- Required work:
Wherever the string "name" occurs in a line of these records, report that line.

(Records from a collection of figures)
----------
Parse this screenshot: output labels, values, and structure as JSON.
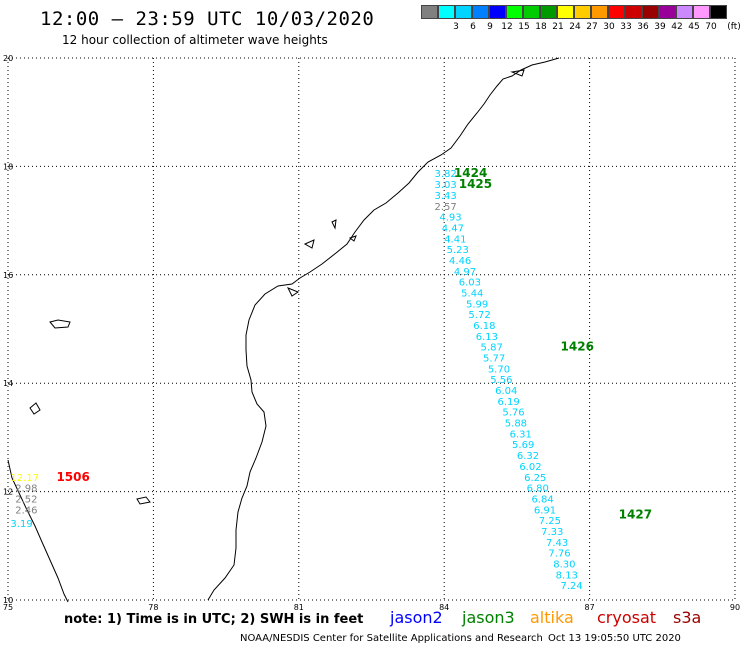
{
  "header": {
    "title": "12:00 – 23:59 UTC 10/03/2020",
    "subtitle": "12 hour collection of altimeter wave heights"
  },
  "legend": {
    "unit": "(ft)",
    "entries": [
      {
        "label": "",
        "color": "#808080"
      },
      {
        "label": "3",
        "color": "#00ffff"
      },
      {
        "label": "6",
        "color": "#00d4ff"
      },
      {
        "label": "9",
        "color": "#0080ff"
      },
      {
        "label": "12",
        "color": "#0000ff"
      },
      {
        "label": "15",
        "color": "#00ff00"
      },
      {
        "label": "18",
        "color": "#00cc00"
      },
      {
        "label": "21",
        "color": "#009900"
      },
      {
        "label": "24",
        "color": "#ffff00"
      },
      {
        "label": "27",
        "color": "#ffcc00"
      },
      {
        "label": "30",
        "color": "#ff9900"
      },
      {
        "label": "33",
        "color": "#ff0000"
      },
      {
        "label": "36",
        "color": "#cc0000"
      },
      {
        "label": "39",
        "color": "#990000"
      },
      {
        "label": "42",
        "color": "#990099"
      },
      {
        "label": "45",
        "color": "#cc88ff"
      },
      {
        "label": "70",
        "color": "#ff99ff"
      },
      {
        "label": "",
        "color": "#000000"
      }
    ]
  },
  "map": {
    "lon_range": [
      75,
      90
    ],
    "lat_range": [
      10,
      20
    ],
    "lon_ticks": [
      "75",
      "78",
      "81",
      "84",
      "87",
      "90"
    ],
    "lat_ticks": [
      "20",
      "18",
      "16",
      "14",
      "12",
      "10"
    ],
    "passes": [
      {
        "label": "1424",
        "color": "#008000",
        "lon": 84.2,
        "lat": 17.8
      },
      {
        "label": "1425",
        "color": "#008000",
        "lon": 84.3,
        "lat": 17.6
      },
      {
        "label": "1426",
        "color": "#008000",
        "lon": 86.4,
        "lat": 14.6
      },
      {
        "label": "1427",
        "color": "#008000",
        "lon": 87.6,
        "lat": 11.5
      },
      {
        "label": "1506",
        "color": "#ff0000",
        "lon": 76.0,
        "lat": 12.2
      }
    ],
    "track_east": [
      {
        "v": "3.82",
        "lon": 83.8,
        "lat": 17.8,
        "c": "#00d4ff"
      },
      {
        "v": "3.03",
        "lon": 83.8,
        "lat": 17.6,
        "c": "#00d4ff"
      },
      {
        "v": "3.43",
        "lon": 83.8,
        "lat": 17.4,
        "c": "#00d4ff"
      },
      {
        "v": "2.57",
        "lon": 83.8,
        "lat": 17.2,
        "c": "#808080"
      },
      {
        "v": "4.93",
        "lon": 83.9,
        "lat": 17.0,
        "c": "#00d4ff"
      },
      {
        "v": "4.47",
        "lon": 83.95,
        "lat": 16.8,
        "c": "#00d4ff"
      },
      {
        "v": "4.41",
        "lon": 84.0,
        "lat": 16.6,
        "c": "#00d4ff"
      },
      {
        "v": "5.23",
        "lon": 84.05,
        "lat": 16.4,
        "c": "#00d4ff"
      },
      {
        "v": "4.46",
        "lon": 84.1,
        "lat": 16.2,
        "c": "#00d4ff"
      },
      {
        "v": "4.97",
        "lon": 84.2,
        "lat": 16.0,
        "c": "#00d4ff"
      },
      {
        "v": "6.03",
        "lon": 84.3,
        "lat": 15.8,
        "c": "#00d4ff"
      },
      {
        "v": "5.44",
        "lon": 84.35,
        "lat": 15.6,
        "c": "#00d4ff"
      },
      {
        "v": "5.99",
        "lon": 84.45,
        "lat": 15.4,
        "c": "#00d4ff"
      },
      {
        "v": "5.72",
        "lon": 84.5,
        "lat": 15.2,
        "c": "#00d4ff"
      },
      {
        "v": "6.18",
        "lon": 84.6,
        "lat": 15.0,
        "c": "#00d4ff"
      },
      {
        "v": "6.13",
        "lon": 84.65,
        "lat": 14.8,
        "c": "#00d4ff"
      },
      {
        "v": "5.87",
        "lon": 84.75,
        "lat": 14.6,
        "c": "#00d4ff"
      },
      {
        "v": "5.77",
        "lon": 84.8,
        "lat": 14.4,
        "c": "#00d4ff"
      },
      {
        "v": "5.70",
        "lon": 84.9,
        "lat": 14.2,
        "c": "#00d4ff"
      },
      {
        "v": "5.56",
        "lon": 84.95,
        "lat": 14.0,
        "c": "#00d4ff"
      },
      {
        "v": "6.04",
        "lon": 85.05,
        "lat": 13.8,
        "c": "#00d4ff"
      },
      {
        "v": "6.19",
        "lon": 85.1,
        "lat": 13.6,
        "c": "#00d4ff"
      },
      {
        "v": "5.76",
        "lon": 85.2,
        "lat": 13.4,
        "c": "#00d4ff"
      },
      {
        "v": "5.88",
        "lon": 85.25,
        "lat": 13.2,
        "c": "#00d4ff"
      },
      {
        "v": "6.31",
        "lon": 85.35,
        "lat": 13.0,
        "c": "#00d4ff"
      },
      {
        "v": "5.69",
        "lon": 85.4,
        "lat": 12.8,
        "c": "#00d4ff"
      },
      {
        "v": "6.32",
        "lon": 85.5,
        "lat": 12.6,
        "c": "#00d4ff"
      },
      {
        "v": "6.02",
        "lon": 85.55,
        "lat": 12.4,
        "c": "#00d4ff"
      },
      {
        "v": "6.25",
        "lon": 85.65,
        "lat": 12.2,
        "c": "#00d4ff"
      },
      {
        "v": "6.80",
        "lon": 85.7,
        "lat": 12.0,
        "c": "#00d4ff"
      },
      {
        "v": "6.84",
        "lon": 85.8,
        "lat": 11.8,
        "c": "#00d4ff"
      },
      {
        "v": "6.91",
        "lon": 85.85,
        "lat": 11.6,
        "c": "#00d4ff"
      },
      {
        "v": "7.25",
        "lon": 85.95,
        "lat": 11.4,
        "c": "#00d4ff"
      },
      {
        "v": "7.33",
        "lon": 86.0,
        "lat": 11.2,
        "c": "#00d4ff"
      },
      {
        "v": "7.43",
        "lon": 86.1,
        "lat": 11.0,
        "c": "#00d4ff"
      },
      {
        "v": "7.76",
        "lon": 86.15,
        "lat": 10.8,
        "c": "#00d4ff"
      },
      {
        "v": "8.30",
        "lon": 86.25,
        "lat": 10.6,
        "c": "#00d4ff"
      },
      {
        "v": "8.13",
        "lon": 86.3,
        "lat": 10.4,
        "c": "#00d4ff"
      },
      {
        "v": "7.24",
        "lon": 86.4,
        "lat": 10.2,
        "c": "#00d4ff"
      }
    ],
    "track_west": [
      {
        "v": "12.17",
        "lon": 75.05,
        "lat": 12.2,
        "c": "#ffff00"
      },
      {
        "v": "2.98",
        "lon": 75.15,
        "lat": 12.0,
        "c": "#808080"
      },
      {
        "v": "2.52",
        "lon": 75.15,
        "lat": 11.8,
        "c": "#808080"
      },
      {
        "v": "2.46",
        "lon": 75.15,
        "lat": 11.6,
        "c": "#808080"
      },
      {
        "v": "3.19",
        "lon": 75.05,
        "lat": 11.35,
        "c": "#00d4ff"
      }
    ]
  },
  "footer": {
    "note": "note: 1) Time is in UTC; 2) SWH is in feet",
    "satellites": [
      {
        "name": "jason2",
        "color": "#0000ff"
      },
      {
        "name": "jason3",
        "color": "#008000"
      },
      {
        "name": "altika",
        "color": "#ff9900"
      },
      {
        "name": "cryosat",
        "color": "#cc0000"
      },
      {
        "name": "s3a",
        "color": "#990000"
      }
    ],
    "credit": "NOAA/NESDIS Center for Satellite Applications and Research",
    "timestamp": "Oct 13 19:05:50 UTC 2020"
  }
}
----------
- Exercise response:
        "name": "jason2",
        "name": "jason3",
        "name": "altika",
        "name": "cryosat",
        "name": "s3a",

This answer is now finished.